──────── LISTED ENTRIES ────────
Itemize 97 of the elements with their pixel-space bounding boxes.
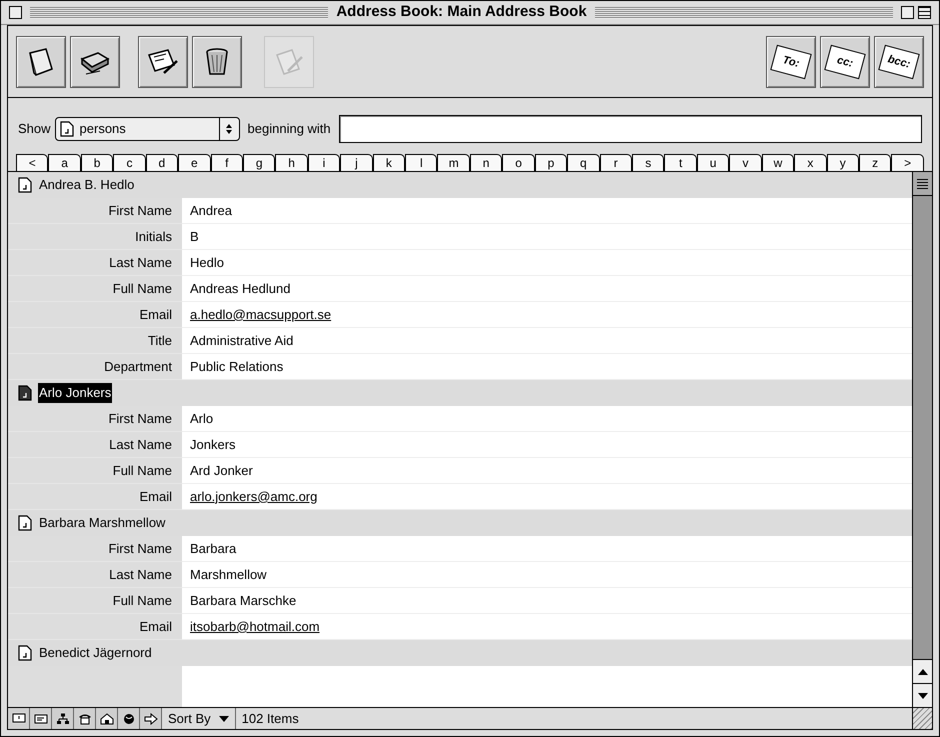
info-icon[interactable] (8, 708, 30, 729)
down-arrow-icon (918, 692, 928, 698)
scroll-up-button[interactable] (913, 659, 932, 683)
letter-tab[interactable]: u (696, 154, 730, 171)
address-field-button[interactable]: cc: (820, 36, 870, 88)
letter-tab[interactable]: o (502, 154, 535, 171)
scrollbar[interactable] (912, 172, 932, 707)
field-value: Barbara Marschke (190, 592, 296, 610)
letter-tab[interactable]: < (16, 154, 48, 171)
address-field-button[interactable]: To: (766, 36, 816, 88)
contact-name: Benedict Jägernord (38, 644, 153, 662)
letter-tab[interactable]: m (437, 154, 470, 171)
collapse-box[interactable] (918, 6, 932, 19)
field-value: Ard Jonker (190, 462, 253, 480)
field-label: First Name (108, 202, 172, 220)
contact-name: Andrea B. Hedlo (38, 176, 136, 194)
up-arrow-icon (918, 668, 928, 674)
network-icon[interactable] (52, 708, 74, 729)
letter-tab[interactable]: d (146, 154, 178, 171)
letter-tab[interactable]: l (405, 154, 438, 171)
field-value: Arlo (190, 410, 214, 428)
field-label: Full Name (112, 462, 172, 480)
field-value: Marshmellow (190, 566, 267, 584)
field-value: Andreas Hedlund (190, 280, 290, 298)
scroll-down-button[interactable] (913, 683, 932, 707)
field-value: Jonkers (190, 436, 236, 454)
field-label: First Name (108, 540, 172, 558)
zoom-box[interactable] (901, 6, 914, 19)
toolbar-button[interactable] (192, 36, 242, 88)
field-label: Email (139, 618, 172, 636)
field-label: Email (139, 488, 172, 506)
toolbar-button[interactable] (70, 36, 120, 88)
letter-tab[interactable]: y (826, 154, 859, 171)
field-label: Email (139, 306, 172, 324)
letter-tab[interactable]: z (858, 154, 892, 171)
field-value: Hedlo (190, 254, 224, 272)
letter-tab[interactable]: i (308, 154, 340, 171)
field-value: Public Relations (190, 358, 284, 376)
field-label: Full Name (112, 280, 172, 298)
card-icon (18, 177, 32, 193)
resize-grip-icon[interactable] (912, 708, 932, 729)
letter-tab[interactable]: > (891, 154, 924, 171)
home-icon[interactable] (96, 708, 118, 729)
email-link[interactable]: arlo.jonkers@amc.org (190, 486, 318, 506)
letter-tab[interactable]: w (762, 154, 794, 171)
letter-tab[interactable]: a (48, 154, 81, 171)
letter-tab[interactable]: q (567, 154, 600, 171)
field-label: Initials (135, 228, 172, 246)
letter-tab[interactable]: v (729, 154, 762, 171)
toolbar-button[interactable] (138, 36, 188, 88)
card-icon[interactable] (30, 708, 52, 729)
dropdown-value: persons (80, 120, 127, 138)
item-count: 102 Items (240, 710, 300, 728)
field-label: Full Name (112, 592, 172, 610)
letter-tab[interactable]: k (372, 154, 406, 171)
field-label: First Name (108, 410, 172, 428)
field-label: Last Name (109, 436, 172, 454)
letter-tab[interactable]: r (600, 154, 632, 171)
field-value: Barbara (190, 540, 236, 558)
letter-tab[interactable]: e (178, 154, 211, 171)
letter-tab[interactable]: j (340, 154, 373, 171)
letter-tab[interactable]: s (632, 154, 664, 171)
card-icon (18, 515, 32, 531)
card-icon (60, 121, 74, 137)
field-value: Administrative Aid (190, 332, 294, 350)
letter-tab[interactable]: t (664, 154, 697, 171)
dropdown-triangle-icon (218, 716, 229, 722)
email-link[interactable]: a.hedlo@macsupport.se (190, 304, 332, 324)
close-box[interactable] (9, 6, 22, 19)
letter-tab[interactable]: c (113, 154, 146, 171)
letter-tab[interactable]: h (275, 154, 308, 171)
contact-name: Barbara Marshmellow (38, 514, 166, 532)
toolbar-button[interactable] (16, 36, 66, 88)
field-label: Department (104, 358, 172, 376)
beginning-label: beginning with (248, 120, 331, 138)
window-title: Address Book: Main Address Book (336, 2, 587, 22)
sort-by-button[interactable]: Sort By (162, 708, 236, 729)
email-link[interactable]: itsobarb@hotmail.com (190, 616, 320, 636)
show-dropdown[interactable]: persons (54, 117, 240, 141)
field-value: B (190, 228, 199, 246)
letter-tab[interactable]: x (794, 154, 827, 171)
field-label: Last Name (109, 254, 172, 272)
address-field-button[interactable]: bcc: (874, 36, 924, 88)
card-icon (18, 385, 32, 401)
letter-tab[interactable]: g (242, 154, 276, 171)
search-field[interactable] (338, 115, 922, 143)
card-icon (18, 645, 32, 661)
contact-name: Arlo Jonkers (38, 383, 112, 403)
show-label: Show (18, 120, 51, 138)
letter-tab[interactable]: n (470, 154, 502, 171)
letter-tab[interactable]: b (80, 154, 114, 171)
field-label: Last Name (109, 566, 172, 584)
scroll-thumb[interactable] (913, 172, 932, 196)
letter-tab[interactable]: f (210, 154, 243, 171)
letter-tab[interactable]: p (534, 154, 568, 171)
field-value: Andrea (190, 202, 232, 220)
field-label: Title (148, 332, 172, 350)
────────
──────── LISTED ENTRIES ────────
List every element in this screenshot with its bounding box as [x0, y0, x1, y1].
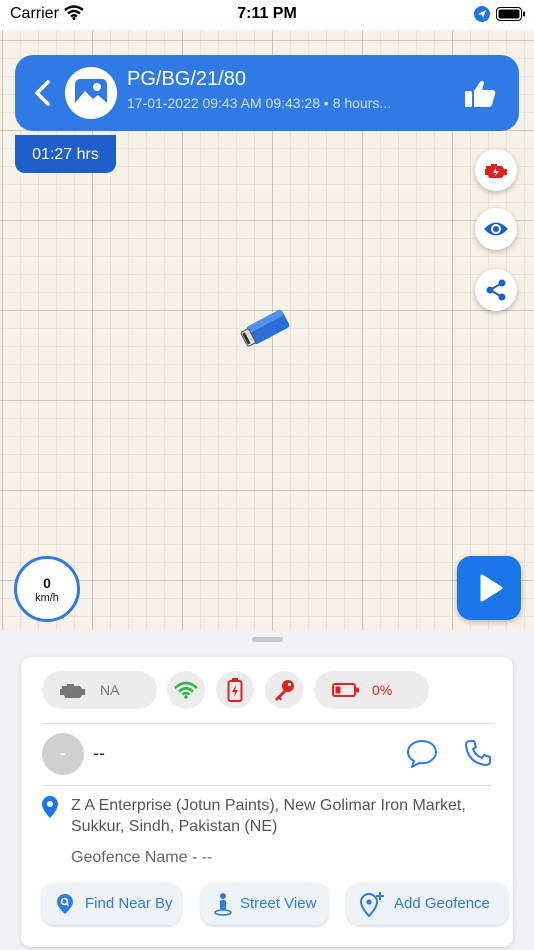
────────
WORK INSTRUCTIONS ▸
Rename "interactable" to "clickable" in the part that opens with the line containing "Itemize 97 of" and closes with the line containing "letter-tab[interactable]: u (696, 154, 730, 171)", and write out only those lines with everything else unchanged. Leave the pictures out of your answer.

ANSWER BELOW ▸
Itemize 97 of the elements with their pixel-space bounding boxes.
info-icon[clickable] (8, 708, 30, 729)
down-arrow-icon (918, 692, 928, 698)
scroll-up-button[clickable] (913, 659, 932, 683)
letter-tab[clickable]: u (696, 154, 730, 171)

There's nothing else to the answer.